THE EXERCISE – Retype each line of the material exactly, please, skipping any picture in it.

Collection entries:

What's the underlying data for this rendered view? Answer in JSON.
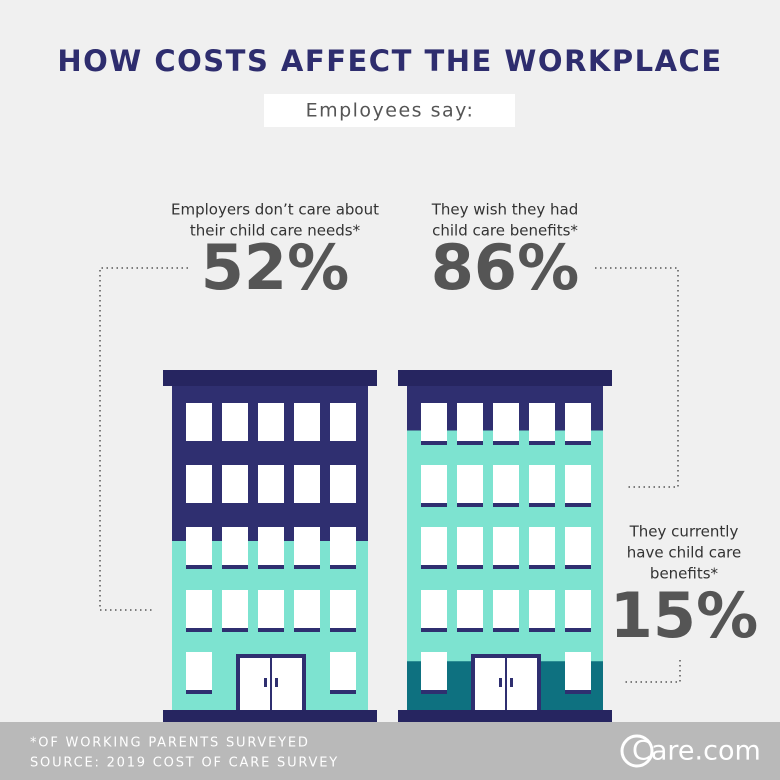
{
  "header": {
    "title": "HOW COSTS AFFECT THE WORKPLACE",
    "subtitle": "Employees say:"
  },
  "stats": [
    {
      "lines": [
        "Employers don’t care about",
        "their child care needs*"
      ],
      "value": 52,
      "label": "52%"
    },
    {
      "lines": [
        "They wish they had",
        "child care benefits*"
      ],
      "value": 86,
      "label": "86%"
    },
    {
      "lines": [
        "They currently",
        "have child care",
        "benefits*"
      ],
      "value": 15,
      "label": "15%"
    }
  ],
  "footer": {
    "note": "*OF WORKING PARENTS SURVEYED",
    "source": "SOURCE: 2019 COST OF CARE SURVEY",
    "logo": "Care.com"
  }
}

ANSWER TO THE TASK –
What's the underlying data for this rendered view? Answer in JSON.
{
  "header": {
    "title": "HOW COSTS AFFECT THE WORKPLACE",
    "subtitle": "Employees say:"
  },
  "stats": [
    {
      "lines": [
        "Employers don’t care about",
        "their child care needs*"
      ],
      "value": 52,
      "label": "52%"
    },
    {
      "lines": [
        "They wish they had",
        "child care benefits*"
      ],
      "value": 86,
      "label": "86%"
    },
    {
      "lines": [
        "They currently",
        "have child care",
        "benefits*"
      ],
      "value": 15,
      "label": "15%"
    }
  ],
  "footer": {
    "note": "*OF WORKING PARENTS SURVEYED",
    "source": "SOURCE: 2019 COST OF CARE SURVEY",
    "logo": "Care.com"
  }
}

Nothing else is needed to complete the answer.